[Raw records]
-=-=-
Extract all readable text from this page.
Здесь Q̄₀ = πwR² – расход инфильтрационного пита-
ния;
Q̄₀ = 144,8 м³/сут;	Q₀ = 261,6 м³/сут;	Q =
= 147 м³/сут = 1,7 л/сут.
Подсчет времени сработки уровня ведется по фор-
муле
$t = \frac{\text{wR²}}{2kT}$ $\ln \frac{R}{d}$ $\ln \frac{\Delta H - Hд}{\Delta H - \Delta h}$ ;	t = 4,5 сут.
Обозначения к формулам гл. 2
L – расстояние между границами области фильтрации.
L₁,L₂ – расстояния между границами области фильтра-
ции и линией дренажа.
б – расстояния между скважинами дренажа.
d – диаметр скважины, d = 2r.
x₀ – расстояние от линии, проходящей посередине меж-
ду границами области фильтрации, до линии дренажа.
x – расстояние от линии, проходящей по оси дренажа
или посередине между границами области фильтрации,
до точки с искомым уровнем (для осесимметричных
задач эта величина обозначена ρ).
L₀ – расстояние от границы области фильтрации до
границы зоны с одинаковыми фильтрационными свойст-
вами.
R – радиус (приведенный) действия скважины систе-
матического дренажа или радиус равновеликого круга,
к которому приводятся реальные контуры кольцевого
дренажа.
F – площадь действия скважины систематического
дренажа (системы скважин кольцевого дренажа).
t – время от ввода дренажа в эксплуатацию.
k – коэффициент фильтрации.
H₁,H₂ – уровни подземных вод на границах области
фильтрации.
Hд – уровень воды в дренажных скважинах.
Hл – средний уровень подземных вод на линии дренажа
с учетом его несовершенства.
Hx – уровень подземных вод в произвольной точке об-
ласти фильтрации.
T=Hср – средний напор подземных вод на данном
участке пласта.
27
-=-=-
Give all the entries again exactly; leave none out.

Extract all readable text from this page.
Здесь Q̄₀ = πwR² – расход инфильтрационного пита-
ния;
Q̄₀ = 144,8 м³/сут;	Q₀ = 261,6 м³/сут;	Q =
= 147 м³/сут = 1,7 л/сут.
Подсчет времени сработки уровня ведется по фор-
муле
$t = \frac{\text{wR²}}{2kT}$ $\ln \frac{R}{d}$ $\ln \frac{\Delta H - Hд}{\Delta H - \Delta h}$ ;	t = 4,5 сут.
Обозначения к формулам гл. 2
L – расстояние между границами области фильтрации.
L₁,L₂ – расстояния между границами области фильтра-
ции и линией дренажа.
б – расстояния между скважинами дренажа.
d – диаметр скважины, d = 2r.
x₀ – расстояние от линии, проходящей посередине меж-
ду границами области фильтрации, до линии дренажа.
x – расстояние от линии, проходящей по оси дренажа
или посередине между границами области фильтрации,
до точки с искомым уровнем (для осесимметричных
задач эта величина обозначена ρ).
L₀ – расстояние от границы области фильтрации до
границы зоны с одинаковыми фильтрационными свойст-
вами.
R – радиус (приведенный) действия скважины систе-
матического дренажа или радиус равновеликого круга,
к которому приводятся реальные контуры кольцевого
дренажа.
F – площадь действия скважины систематического
дренажа (системы скважин кольцевого дренажа).
t – время от ввода дренажа в эксплуатацию.
k – коэффициент фильтрации.
H₁,H₂ – уровни подземных вод на границах области
фильтрации.
Hд – уровень воды в дренажных скважинах.
Hл – средний уровень подземных вод на линии дренажа
с учетом его несовершенства.
Hx – уровень подземных вод в произвольной точке об-
ласти фильтрации.
T=Hср – средний напор подземных вод на данном
участке пласта.
27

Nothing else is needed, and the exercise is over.